* ENUNCIADO
Copia de nuevo el tramo del texto sobre Johnny Abbes que va desde "Lo que se asegura" hasta "Se sometió voluntariamente.", y reemplaza en él "pistola" por "escopeta".

━━━ TEXTO DADO

Johnny Abbes quedó fascinado, y no por las libertades públicas. Fue en México donde se encontró a sí mismo, donde descubrió el sórdido y lúgubre mundo del espionaje. Según lo que dice Crassweller, Johnny Abbes se aplicó devotamente al estudio. La vocación criminal ya la tenia, sólo le faltaba aprender las técnicas, convertirse en un criminal profesional. Asistiría a prestigiosas academias de malhechores, haría cursos de inteligencia policial, contra inteligencia, subversión política, métodos de interrogación, tortura, quizás sobre todo tortura… El mal lo llevaba dentro. Sólo le faltaba perfeccionarlo. Se sumergió, pues, teórica y presencialmente, en las aguas más turbias —más tenebrosas—del trabajo policial.
Johnny Abbes aprovechó el tiempo. Aparte de estudiar organizó una red de espías y procedió a proveer informaciones muy actuales y precisas al servicio de seguridad de la bestia.
Empezó a moverse con cada más soltura en aquel escabroso medio y a sacarle provecho político a sus conocidos. Incluso, según afirmaba, llegó a relacionarse con Fidel Castro y su gente en la época en que preparaban la épica expedición del Gramma.
En ese mismo ambiente conoció a la mujer que lo acompañaría por el resto de lo que se conoce de su vida. Es decir, hasta el día de su muerte real o ficticia en Puerto Príncipe en 1967. La mujer se llamaba Guadalupe, el nombre favorito de las mexicanas, y era grande y fornida, musculosa, desagradable. Crassweller, y casi todos los que la conocieron, dicen que era grande y gorda, rústica y poco elegante, lo que se dice ordinaria. Al parecer trabajaba para algún organismo de inteligencia, o sea que pertenecía al mismo sórdido mundo de Johnny Abbes y en alguna ocasión, según se dice, le había salvado la vida durante un enredo criminal en Centroamérica.
Hay quien dice que Abbes le era infiel, consuetudinariamente infiel, y que Guadalupe se quejaba siempre de sus infidelidades. Crassweller afirma en cambio que Abbes no tenia interés en las mujeres y que su estrecha relación con Nene Trujillo era de tipo homosexual. Lo más probable entonces es que se tratara de un bisexual promiscuo, pero el asunto no reviste mayor importancia ni es algo fuera de lo común.
Lo que se asegura y está comprobado es que Guadalupe era una mujer truculenta, de un carácter endiablado, y que no faltaban ocasiones en que se produjeran entre ella y Johnny Abbes agrias rencillas. Guadalupe era una mujer de armas. No era inusual que sacara una pistola o un revólver durante sus muchos altercados y discusiones y que lo amenazara o golpeara. Era, pues, la mujer perfecta para Johnny Abbes, una mujer dominante que ejercería gran influencia en él, y no en el buen sentido de la palabra. El dominio de Abbes y el terror que llegó a inspirar se extendería entre civiles, policías y militares, pero a la mujer nunca pudo o intentó siquiera dominarla. Se sometió voluntariamente.

━━━━━━
━━━ REGISTROS PROPORCIONADOS

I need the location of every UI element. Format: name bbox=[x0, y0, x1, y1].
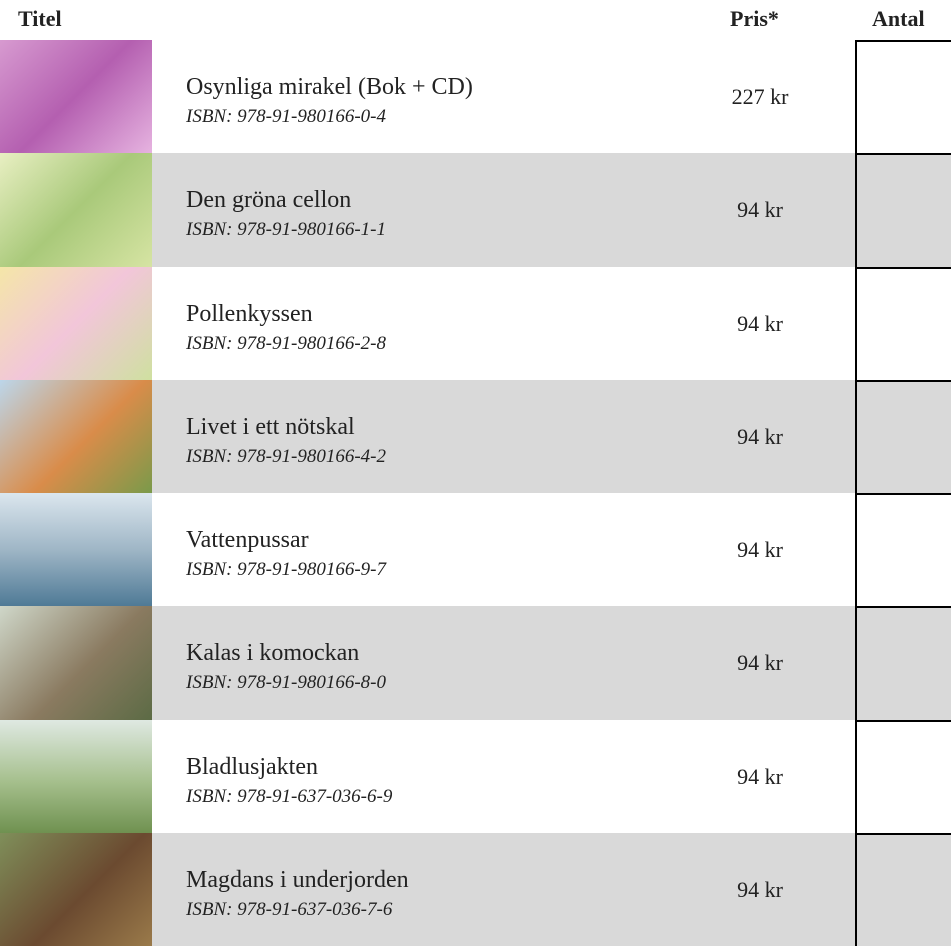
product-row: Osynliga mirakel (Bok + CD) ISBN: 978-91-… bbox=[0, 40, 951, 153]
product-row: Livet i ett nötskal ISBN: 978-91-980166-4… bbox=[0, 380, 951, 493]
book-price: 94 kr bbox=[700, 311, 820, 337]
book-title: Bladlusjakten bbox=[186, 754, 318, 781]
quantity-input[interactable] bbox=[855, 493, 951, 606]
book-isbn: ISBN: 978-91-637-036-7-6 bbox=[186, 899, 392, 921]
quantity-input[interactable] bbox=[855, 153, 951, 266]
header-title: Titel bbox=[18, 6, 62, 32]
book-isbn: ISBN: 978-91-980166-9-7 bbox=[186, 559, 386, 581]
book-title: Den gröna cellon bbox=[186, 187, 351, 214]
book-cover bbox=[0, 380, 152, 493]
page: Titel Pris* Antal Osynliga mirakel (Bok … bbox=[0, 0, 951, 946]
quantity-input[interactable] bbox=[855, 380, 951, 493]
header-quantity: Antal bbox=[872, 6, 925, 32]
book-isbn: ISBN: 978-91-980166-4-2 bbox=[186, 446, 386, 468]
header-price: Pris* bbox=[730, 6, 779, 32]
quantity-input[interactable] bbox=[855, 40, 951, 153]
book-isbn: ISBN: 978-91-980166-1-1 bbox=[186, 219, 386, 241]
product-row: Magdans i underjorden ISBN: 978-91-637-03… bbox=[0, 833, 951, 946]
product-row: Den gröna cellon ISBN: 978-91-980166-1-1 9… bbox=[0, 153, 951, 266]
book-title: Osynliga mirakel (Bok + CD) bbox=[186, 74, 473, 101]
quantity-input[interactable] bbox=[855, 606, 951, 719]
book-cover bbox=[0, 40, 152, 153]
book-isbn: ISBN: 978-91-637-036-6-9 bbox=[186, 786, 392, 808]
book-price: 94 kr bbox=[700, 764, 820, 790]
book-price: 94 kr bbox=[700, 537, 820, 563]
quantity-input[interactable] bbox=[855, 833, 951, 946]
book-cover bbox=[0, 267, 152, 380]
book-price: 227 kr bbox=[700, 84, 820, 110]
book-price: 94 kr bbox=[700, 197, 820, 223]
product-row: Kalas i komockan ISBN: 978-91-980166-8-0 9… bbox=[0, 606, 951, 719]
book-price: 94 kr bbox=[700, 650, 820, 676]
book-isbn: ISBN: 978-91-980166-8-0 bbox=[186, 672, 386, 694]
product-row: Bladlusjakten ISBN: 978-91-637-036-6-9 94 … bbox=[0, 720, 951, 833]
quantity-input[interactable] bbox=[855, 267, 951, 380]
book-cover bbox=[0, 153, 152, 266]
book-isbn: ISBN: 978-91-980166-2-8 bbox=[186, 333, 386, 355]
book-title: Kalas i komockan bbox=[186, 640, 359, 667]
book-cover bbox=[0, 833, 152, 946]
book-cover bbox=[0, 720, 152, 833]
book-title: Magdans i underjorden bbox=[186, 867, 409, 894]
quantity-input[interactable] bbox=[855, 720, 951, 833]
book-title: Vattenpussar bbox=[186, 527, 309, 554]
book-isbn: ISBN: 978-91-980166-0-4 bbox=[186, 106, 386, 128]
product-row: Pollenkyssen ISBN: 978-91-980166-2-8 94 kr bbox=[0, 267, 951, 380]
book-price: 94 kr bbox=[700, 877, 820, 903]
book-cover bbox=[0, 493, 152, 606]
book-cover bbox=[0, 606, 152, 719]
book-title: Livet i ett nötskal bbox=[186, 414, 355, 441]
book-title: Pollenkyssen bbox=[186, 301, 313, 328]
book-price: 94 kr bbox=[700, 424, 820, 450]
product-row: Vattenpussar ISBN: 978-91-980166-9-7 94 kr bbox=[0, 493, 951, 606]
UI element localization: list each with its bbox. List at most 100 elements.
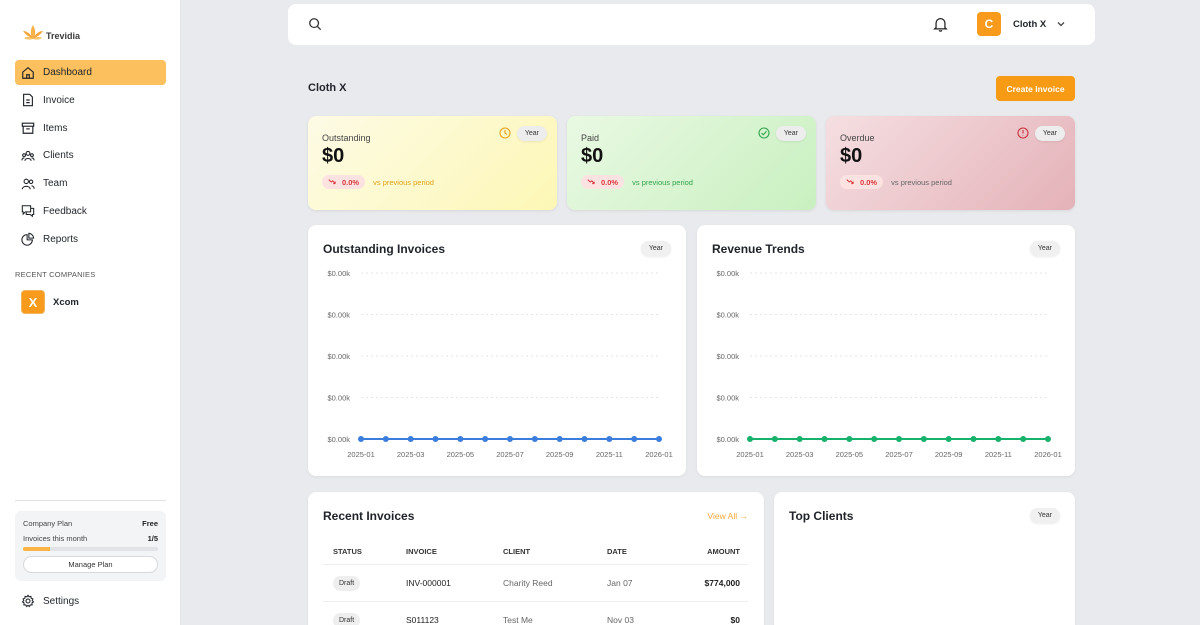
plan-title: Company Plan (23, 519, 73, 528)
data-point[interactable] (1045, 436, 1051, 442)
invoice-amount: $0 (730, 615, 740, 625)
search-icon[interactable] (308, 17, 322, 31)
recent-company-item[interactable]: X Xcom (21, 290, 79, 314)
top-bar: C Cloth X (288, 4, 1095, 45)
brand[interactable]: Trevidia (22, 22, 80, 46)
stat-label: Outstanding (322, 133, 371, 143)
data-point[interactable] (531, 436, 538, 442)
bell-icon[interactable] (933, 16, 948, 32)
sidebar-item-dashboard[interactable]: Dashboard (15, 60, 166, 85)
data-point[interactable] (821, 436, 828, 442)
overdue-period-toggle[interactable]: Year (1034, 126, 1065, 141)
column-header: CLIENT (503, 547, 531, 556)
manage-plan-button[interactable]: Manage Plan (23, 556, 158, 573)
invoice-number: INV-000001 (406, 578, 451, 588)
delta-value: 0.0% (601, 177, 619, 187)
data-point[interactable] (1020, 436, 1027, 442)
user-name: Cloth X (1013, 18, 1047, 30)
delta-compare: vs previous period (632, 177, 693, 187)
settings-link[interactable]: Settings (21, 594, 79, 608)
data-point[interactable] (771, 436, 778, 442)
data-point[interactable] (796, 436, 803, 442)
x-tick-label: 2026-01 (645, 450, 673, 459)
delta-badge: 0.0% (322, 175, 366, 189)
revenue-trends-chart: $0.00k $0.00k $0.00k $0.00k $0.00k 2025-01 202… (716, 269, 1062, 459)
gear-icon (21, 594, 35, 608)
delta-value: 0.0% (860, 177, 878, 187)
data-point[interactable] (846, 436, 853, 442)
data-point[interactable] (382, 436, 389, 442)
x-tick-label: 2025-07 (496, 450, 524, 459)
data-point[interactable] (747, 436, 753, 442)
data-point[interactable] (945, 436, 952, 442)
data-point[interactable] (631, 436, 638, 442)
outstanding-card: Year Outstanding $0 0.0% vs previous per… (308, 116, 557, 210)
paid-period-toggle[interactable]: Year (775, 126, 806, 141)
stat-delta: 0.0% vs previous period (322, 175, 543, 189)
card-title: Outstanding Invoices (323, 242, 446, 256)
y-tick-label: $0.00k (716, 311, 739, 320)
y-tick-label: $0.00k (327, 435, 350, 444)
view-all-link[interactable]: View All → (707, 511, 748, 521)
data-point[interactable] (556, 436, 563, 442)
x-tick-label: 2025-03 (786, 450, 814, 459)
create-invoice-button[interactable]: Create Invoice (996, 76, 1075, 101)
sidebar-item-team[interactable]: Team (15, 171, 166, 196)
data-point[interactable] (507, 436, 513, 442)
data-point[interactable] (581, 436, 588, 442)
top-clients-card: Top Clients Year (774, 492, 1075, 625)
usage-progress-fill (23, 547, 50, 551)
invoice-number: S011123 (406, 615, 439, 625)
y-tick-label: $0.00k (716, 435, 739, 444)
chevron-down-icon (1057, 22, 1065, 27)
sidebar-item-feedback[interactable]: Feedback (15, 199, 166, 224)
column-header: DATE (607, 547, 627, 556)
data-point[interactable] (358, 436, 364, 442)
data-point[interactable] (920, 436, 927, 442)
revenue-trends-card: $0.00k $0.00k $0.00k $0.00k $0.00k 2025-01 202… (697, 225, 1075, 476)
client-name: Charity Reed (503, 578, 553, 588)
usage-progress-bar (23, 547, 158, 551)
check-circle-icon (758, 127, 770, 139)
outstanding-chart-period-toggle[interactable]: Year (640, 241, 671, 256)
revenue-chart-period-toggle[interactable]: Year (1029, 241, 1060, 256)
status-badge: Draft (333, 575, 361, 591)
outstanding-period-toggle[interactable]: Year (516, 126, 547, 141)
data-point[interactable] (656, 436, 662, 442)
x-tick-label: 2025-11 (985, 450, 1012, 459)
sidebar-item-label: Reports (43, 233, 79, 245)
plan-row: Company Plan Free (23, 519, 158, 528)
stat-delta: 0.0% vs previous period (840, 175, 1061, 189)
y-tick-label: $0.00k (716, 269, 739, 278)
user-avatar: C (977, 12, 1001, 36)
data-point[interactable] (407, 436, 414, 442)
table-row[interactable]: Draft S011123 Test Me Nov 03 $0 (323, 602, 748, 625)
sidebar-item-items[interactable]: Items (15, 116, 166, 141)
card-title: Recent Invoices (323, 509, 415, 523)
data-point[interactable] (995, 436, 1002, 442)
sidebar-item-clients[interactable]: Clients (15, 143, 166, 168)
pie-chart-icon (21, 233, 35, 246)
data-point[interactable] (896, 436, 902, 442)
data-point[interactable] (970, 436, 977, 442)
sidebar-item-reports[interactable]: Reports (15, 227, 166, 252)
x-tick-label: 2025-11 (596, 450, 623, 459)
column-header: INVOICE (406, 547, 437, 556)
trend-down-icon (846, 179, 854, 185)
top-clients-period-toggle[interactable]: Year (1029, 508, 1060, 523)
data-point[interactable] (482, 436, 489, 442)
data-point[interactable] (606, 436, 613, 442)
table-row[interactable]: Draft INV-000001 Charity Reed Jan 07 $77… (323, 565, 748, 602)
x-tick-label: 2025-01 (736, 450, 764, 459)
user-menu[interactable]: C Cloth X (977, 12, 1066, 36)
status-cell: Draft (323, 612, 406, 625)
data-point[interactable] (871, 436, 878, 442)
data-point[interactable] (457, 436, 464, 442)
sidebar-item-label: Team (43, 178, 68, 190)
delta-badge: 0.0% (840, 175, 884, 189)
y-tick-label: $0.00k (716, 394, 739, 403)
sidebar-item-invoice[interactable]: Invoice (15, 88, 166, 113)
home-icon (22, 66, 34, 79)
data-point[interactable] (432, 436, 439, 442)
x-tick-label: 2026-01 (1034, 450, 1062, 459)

━━━━━━

* RESPUESTA
Lo que se asegura y está comprobado es que Guadalupe era una mujer truculenta, de un carácter endiablado, y que no faltaban ocasiones en que se produjeran entre ella y Johnny Abbes agrias rencillas. Guadalupe era una mujer de armas. No era inusual que sacara una escopeta o un revólver durante sus muchos altercados y discusiones y que lo amenazara o golpeara. Era, pues, la mujer perfecta para Johnny Abbes, una mujer dominante que ejercería gran influencia en él, y no en el buen sentido de la palabra. El dominio de Abbes y el terror que llegó a inspirar se extendería entre civiles, policías y militares, pero a la mujer nunca pudo o intentó siquiera dominarla. Se sometió voluntariamente.